GIVEN TASK: The records that follow must be repeated verbatim, every one of them.

MATERIAL TO PROCESS:

★ ★ ★

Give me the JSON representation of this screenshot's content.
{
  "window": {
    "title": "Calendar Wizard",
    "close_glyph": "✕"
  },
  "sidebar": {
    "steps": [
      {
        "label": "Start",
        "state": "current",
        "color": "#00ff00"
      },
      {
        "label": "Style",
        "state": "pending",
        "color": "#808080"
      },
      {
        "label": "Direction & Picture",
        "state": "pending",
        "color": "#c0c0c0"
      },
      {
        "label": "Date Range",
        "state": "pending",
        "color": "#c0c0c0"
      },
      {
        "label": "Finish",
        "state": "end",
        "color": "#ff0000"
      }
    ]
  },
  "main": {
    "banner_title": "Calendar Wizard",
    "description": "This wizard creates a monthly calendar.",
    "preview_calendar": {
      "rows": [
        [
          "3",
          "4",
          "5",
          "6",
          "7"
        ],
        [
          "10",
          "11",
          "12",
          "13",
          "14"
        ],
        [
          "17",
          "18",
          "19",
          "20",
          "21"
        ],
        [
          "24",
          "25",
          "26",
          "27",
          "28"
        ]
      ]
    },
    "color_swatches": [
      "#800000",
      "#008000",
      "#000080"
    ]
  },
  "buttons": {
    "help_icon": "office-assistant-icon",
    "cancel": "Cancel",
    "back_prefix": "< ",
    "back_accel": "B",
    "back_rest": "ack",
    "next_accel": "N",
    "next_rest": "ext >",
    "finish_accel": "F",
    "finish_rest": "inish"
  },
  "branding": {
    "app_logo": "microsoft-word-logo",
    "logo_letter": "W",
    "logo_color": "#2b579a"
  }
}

★ ★ ★

RIGHT ANSWER:
Give me the JSON representation of this screenshot's content.
{
  "window": {
    "title": "Calendar Wizard",
    "close_glyph": "✕"
  },
  "sidebar": {
    "steps": [
      {
        "label": "Start",
        "state": "current",
        "color": "#00ff00"
      },
      {
        "label": "Style",
        "state": "pending",
        "color": "#808080"
      },
      {
        "label": "Direction & Picture",
        "state": "pending",
        "color": "#c0c0c0"
      },
      {
        "label": "Date Range",
        "state": "pending",
        "color": "#c0c0c0"
      },
      {
        "label": "Finish",
        "state": "end",
        "color": "#ff0000"
      }
    ]
  },
  "main": {
    "banner_title": "Calendar Wizard",
    "description": "This wizard creates a monthly calendar.",
    "preview_calendar": {
      "rows": [
        [
          "3",
          "4",
          "5",
          "6",
          "7"
        ],
        [
          "10",
          "11",
          "12",
          "13",
          "14"
        ],
        [
          "17",
          "18",
          "19",
          "20",
          "21"
        ],
        [
          "24",
          "25",
          "26",
          "27",
          "28"
        ]
      ]
    },
    "color_swatches": [
      "#800000",
      "#008000",
      "#000080"
    ]
  },
  "buttons": {
    "help_icon": "office-assistant-icon",
    "cancel": "Cancel",
    "back_prefix": "< ",
    "back_accel": "B",
    "back_rest": "ack",
    "next_accel": "N",
    "next_rest": "ext >",
    "finish_accel": "F",
    "finish_rest": "inish"
  },
  "branding": {
    "app_logo": "microsoft-word-logo",
    "logo_letter": "W",
    "logo_color": "#2b579a"
  }
}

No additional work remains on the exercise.